>> BEGIN Provided passage

In some embodiments, the peroxide is preferably an organic peroxide. More preferably, the peroxide is selected from the group consisting of lauryl peroxide, dicumyl peroxide, and 2,5-Bis(tert-butylperoxy)-2,5-dimethylhexane.

According to certain embodiments, the reacting step is preferably carried out in an extruder. In other embodiments, the reacting step is preferably carried out in a continuous mixer. In some embodiments, the reacting step is preferably carried out at a temperature from about 120° C. to about 200° C.

In another embodiment, the present disclosure provides a polymer composition, which is made up of least 50 weight percent of the end-capped and grafted poly(hydroxyalkanoate) formed according to the aforementioned method.

In some embodiments, the reaction of carbodiimide with poly(hydroxyalkanoate) is characterized by an increase in molecular weight as measured by ASTM 5296-19, reduction in acid value as measured by titration with potassium hydroxide (KOH) solution, and formation of new carbon-nitrogen bonds as observed by FT-IR spectroscopy.

BRIEF DESCRIPTION OF THE DRAWINGS

Further advantages of the disclosure are apparent by reference to the detailed description when considered in conjunction with the figure, wherein:

FIG. 1 is a set of FT-IR spectra of poly(hydroxyalkanoate) with and without reaction with a carbodiimide end-cap according to one embodiment of the present disclosure.

>> END Provided passage

▸ **Task requirements**
Could you duplicate the poly(hydroxyalkanoate) passage word for word, in full? The listing is drawn from a separate source and is unrelated to the poly(hydroxyalkanoate) passage.

>> BEGIN Dataset rows

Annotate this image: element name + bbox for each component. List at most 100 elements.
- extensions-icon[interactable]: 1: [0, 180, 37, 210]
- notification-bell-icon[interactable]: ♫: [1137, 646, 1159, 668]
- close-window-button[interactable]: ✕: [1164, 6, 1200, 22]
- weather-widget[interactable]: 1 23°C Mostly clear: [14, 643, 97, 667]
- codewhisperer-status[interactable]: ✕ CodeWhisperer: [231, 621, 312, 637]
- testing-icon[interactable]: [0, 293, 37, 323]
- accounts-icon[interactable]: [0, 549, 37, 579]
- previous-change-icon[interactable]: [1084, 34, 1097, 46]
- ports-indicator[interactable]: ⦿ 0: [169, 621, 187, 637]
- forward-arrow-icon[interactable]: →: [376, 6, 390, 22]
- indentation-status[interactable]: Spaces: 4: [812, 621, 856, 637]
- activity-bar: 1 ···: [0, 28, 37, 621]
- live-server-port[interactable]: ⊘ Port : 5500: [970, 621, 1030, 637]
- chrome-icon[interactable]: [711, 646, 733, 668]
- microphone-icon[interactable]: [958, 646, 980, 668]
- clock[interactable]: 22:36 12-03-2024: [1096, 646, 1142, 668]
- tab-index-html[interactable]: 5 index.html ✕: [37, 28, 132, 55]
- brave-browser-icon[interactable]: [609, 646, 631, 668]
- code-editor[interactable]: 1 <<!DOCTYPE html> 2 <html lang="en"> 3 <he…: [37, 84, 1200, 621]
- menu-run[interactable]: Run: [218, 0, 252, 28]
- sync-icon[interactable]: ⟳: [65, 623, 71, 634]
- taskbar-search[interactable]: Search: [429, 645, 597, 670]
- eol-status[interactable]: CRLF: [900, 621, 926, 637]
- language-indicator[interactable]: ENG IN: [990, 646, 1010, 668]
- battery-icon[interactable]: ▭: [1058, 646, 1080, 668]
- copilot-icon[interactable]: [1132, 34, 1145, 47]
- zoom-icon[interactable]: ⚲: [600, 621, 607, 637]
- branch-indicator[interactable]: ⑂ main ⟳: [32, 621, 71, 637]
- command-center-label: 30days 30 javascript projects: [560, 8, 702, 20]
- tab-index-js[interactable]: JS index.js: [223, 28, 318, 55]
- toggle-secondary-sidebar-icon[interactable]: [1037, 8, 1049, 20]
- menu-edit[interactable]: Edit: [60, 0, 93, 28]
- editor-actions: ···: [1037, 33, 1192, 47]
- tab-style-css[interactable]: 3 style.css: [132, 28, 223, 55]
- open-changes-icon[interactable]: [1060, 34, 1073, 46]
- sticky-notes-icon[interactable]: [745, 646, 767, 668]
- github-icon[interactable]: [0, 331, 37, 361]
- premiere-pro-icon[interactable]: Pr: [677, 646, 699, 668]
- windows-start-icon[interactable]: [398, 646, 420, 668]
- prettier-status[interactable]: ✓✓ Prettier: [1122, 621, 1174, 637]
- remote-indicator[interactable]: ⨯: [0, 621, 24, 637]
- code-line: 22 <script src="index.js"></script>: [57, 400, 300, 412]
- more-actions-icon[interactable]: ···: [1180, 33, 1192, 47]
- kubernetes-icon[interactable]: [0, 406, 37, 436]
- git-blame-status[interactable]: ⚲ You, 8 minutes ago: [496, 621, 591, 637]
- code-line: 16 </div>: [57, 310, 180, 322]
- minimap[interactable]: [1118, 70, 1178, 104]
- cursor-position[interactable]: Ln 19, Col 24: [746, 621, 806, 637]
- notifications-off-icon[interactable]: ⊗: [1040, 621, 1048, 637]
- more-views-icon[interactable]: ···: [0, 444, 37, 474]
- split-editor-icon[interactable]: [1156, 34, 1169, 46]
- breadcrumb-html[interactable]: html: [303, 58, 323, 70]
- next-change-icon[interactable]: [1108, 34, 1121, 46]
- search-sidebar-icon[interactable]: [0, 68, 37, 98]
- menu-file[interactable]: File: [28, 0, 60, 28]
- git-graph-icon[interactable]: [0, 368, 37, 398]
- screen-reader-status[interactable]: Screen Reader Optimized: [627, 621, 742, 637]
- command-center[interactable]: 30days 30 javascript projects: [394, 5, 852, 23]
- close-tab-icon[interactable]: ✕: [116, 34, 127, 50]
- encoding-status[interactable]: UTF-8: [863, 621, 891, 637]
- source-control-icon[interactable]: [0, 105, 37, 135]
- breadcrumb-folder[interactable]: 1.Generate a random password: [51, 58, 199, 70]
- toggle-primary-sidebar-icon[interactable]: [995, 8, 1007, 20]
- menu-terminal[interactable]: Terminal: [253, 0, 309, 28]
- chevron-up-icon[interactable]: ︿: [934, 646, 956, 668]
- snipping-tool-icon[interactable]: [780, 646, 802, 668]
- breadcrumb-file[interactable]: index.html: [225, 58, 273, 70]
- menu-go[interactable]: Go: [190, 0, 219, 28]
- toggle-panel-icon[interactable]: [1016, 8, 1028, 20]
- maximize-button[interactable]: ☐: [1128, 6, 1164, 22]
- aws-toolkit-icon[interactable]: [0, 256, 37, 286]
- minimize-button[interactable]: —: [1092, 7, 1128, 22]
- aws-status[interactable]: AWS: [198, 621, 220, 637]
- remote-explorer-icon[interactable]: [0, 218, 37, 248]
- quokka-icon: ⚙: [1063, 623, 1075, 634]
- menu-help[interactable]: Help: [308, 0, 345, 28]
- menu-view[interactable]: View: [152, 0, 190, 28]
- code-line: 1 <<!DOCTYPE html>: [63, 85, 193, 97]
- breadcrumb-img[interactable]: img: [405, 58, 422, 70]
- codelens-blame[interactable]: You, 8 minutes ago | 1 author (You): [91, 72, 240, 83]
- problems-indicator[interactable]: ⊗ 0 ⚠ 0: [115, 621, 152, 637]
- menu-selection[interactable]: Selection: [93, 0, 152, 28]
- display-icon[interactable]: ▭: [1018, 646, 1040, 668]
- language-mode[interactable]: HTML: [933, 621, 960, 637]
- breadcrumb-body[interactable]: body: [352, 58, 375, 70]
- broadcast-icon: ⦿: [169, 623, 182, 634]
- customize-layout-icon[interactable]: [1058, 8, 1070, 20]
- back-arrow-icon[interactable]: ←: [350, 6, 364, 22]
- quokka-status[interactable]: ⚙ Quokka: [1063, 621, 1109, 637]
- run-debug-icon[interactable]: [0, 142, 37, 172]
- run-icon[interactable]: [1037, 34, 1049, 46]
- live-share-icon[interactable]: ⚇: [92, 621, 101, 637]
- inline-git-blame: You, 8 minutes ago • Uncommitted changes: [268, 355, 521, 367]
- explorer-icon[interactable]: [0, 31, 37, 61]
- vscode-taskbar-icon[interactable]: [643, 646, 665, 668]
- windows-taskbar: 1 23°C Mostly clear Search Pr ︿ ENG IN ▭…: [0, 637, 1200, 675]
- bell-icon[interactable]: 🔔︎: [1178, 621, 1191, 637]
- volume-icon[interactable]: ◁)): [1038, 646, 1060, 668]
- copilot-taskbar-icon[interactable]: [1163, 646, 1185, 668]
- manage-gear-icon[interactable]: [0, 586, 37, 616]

>> END Dataset rows

▸ **Written solution**
In some embodiments, the peroxide is preferably an organic peroxide. More preferably, the peroxide is selected from the group consisting of lauryl peroxide, dicumyl peroxide, and 2,5-Bis(tert-butylperoxy)-2,5-dimethylhexane.

According to certain embodiments, the reacting step is preferably carried out in an extruder. In other embodiments, the reacting step is preferably carried out in a continuous mixer. In some embodiments, the reacting step is preferably carried out at a temperature from about 120° C. to about 200° C.

In another embodiment, the present disclosure provides a polymer composition, which is made up of least 50 weight percent of the end-capped and grafted poly(hydroxyalkanoate) formed according to the aforementioned method.

In some embodiments, the reaction of carbodiimide with poly(hydroxyalkanoate) is characterized by an increase in molecular weight as measured by ASTM 5296-19, reduction in acid value as measured by titration with potassium hydroxide (KOH) solution, and formation of new carbon-nitrogen bonds as observed by FT-IR spectroscopy.

BRIEF DESCRIPTION OF THE DRAWINGS

Further advantages of the disclosure are apparent by reference to the detailed description when considered in conjunction with the figure, wherein:

FIG. 1 is a set of FT-IR spectra of poly(hydroxyalkanoate) with and without reaction with a carbodiimide end-cap according to one embodiment of the present disclosure.